Set task:
In the entries that follow, find the word "前年同期比" and report each line it is on.
===== Exercise material =====
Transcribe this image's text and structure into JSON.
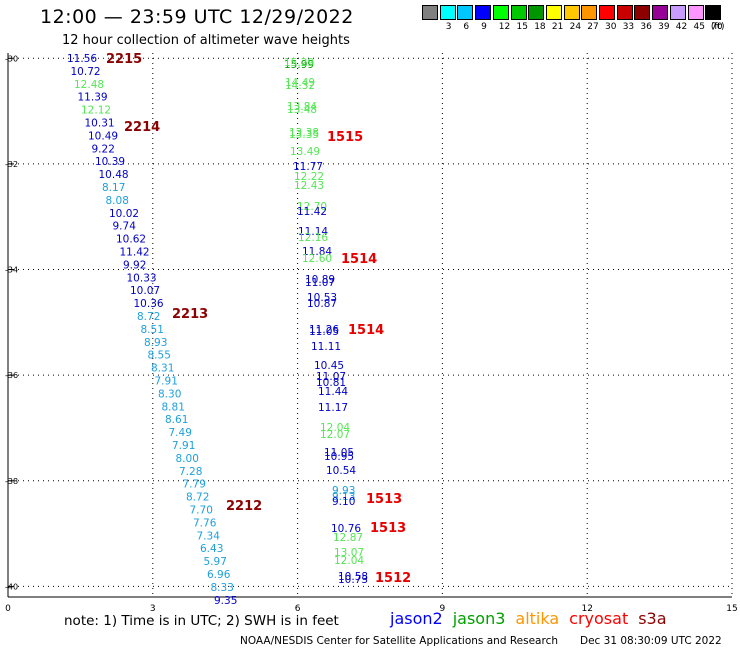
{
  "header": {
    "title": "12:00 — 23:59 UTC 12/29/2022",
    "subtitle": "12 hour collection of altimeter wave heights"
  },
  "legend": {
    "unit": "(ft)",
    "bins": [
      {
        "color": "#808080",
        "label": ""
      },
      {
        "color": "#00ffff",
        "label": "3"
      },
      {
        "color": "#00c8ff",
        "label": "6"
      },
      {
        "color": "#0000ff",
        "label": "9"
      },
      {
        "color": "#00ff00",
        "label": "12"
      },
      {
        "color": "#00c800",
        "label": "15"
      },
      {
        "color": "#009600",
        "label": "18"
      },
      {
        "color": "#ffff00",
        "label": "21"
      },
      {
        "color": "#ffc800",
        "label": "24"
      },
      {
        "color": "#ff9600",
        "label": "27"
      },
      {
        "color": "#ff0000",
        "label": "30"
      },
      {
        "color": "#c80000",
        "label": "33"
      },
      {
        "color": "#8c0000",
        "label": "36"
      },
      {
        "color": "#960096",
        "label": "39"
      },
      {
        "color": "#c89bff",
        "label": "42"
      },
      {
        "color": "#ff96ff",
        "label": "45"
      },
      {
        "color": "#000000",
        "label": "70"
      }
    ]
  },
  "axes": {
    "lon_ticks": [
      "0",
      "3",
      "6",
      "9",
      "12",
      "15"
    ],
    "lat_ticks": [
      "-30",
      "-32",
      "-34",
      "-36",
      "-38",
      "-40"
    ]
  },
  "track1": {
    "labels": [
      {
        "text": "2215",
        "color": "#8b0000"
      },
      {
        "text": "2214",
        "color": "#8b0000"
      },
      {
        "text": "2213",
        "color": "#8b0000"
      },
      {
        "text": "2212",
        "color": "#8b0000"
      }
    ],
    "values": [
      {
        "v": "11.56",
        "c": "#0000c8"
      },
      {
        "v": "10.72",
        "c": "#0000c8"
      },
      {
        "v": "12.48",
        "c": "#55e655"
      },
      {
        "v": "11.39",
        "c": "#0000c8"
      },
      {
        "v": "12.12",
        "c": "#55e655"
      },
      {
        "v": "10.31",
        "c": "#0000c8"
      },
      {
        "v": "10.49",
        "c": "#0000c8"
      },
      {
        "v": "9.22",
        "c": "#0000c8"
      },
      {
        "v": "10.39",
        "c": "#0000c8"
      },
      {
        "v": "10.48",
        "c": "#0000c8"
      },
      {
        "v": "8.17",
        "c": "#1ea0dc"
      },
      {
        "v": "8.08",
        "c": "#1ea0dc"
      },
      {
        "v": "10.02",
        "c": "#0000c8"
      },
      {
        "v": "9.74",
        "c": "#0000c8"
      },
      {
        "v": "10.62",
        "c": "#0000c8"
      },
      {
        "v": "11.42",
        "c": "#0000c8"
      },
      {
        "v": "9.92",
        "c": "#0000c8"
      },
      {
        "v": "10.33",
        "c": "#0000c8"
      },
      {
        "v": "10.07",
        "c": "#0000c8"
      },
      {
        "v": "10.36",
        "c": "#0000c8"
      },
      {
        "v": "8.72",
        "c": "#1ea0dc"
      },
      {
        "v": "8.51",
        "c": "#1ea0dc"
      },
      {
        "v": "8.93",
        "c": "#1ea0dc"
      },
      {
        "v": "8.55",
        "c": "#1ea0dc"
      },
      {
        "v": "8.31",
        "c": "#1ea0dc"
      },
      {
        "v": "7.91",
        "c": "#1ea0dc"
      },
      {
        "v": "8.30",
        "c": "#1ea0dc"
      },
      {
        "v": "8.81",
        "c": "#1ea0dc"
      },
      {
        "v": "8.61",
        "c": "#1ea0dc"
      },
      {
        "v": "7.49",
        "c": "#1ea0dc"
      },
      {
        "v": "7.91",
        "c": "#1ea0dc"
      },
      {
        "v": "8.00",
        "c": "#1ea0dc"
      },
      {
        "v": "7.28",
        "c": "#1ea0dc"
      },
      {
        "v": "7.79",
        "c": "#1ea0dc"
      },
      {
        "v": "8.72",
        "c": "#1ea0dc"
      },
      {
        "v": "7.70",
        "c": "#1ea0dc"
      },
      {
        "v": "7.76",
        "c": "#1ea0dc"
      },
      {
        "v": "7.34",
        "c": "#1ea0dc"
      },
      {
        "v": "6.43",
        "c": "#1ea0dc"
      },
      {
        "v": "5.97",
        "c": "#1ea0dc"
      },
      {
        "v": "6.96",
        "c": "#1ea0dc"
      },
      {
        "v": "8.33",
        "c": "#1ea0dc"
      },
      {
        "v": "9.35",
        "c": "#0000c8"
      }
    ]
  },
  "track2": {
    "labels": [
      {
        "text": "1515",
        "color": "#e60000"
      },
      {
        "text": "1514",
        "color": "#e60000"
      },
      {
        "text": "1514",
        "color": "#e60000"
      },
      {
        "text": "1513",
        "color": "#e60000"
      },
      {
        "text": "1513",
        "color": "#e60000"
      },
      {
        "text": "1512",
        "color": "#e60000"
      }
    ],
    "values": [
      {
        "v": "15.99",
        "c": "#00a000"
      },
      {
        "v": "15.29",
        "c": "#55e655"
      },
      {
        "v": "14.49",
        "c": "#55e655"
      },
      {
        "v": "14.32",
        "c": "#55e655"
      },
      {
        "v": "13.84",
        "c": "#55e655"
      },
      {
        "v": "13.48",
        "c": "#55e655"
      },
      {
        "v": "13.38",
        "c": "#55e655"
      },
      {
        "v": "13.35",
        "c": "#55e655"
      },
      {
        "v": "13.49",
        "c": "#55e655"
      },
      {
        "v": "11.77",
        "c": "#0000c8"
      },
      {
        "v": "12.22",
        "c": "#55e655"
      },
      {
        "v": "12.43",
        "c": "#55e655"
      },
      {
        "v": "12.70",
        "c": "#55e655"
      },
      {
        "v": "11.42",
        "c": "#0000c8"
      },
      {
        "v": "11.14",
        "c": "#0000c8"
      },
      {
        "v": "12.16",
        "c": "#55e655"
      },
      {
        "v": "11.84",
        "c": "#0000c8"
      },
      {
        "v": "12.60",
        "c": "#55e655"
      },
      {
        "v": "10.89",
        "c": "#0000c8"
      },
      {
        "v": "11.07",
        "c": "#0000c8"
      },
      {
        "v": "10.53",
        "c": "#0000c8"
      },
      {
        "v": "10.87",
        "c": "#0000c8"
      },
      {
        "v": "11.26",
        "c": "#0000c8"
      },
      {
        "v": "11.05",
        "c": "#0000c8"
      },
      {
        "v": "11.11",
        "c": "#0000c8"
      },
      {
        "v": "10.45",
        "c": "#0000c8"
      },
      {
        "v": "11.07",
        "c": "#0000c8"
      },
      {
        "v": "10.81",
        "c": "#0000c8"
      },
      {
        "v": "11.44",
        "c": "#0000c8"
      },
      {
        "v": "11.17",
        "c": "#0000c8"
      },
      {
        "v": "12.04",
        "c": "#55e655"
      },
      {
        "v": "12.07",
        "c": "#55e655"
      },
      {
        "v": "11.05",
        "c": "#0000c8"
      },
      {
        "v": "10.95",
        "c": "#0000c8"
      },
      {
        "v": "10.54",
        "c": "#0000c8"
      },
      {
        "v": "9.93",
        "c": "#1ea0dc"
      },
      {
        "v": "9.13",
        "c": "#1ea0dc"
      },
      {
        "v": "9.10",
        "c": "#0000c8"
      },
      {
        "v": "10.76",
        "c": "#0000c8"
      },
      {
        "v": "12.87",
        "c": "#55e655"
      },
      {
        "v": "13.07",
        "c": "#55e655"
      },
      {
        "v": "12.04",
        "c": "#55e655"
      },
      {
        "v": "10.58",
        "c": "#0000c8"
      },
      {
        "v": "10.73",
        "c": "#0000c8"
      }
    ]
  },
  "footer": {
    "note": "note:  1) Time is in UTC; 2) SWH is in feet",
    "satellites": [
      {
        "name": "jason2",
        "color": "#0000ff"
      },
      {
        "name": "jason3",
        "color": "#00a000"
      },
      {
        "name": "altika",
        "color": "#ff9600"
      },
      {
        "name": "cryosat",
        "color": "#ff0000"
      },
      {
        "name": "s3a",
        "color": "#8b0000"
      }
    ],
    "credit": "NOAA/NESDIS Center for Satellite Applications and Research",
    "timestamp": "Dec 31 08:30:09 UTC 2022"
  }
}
=====
===== Exercise material =====
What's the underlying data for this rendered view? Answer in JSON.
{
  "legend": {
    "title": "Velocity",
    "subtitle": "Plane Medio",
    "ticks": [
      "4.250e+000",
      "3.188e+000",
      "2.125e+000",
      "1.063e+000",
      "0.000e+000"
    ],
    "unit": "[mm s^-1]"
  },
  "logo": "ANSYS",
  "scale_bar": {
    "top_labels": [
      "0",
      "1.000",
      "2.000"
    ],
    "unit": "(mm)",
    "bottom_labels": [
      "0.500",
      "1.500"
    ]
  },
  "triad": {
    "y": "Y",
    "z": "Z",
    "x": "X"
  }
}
=====
===== Exercise material =====
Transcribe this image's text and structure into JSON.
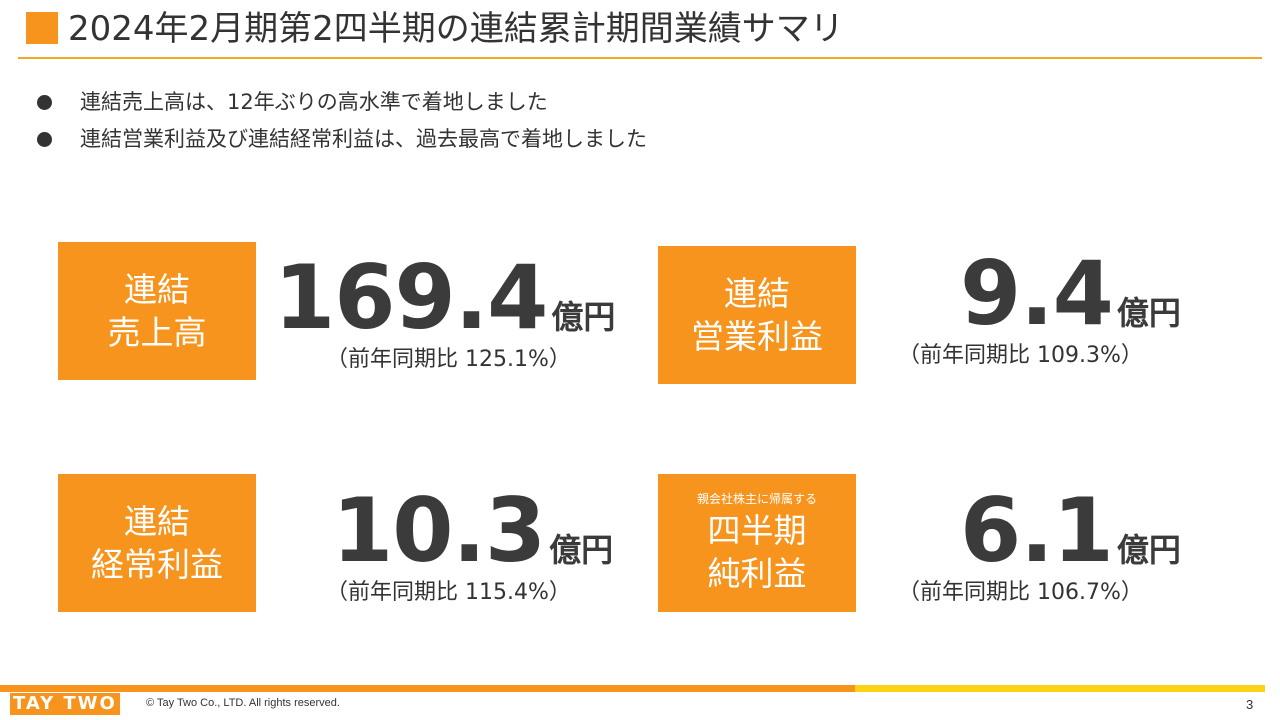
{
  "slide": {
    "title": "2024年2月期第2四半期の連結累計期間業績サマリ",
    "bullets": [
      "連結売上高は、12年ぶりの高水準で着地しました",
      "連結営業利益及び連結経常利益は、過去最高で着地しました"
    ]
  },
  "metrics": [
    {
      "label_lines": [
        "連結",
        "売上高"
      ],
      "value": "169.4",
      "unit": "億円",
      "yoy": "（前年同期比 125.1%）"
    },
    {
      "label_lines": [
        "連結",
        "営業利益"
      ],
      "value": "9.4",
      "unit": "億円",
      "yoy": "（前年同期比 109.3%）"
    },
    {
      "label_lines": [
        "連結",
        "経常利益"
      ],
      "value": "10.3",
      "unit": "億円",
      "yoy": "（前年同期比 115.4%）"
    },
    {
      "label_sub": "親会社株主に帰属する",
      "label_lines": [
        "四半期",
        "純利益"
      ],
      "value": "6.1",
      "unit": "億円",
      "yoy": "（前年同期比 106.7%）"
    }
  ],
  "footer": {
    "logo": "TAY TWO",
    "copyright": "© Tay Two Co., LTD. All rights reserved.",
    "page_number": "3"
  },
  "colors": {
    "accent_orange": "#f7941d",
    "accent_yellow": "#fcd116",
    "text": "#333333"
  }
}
=====
Final result:
      "yoy": "（前年同期比 125.1%）"
      "yoy": "（前年同期比 109.3%）"
      "yoy": "（前年同期比 115.4%）"
      "yoy": "（前年同期比 106.7%）"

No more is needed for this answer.